## BEGIN LISTED RECORDS

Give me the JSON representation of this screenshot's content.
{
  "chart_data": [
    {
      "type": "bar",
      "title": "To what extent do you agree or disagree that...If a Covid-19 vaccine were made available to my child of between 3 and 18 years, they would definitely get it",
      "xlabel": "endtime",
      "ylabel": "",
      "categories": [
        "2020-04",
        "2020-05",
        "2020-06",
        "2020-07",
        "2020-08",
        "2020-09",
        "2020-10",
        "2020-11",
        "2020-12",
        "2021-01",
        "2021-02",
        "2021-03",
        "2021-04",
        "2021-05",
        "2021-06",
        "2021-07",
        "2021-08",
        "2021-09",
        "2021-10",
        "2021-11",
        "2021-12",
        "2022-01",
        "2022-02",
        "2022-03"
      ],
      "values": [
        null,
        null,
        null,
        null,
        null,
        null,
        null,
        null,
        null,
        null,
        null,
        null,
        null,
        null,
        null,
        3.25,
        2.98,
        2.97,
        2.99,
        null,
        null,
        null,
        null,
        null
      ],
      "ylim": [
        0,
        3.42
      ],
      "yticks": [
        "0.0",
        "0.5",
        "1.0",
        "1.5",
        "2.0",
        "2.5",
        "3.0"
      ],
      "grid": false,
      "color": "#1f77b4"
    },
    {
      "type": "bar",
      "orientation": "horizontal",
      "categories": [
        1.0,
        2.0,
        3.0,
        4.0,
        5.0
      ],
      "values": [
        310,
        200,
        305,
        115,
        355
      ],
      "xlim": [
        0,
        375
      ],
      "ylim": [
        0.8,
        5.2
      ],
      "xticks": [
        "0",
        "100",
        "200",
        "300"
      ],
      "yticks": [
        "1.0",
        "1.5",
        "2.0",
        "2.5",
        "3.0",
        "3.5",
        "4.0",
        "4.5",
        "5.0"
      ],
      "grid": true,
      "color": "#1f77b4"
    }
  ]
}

## END LISTED RECORDS
## BEGIN LISTED RECORDS

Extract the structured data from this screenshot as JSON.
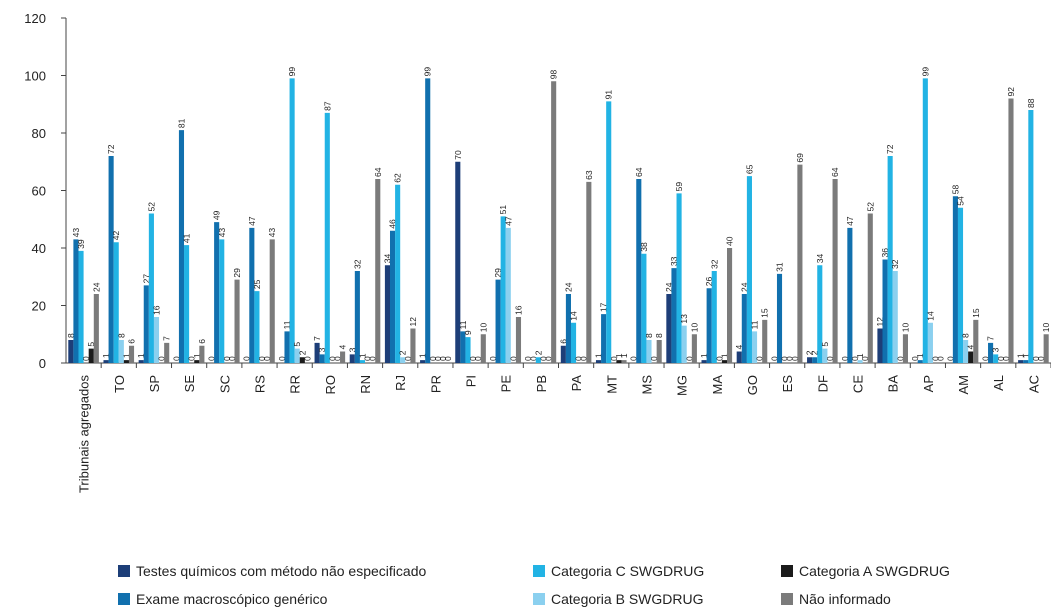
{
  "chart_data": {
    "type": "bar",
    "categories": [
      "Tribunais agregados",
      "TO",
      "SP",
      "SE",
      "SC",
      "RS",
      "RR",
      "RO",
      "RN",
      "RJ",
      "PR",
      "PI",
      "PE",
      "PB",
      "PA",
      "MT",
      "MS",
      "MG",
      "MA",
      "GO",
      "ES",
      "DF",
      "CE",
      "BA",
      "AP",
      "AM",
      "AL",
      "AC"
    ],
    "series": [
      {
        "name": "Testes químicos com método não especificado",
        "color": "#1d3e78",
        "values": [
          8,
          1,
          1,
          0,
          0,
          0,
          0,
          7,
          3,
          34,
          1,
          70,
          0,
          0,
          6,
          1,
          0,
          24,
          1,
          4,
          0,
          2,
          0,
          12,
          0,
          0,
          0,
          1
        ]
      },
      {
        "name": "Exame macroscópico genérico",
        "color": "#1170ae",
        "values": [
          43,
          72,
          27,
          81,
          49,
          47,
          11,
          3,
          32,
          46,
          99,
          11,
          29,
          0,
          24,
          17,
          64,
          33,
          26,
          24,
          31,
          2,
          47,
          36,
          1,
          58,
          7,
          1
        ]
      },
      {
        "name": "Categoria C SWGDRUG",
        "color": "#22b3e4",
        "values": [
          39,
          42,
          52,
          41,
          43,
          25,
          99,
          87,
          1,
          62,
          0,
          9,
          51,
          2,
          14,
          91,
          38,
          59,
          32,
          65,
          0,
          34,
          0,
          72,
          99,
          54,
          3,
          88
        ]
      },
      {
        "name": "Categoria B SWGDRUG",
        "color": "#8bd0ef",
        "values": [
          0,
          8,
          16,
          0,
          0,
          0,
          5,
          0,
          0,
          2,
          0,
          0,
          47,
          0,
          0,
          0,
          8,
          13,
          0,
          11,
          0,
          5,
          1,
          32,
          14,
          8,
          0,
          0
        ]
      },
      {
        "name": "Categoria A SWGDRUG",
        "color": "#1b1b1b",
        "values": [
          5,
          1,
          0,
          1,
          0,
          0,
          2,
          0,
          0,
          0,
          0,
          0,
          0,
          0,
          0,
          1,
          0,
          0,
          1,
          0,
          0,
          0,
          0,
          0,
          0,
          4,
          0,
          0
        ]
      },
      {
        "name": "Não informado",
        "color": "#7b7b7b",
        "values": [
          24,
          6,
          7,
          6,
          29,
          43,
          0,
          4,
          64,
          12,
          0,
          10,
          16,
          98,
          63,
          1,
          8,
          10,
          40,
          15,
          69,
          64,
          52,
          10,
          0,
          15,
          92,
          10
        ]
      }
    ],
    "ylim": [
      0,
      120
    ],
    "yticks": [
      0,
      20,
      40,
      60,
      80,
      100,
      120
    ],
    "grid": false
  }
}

## END LISTED RECORDS

*OBJECTIVE*
Give back only a number, the number of lines where the string "SWGDRUG" occurs.

*EXERCISE RESPONSE*
3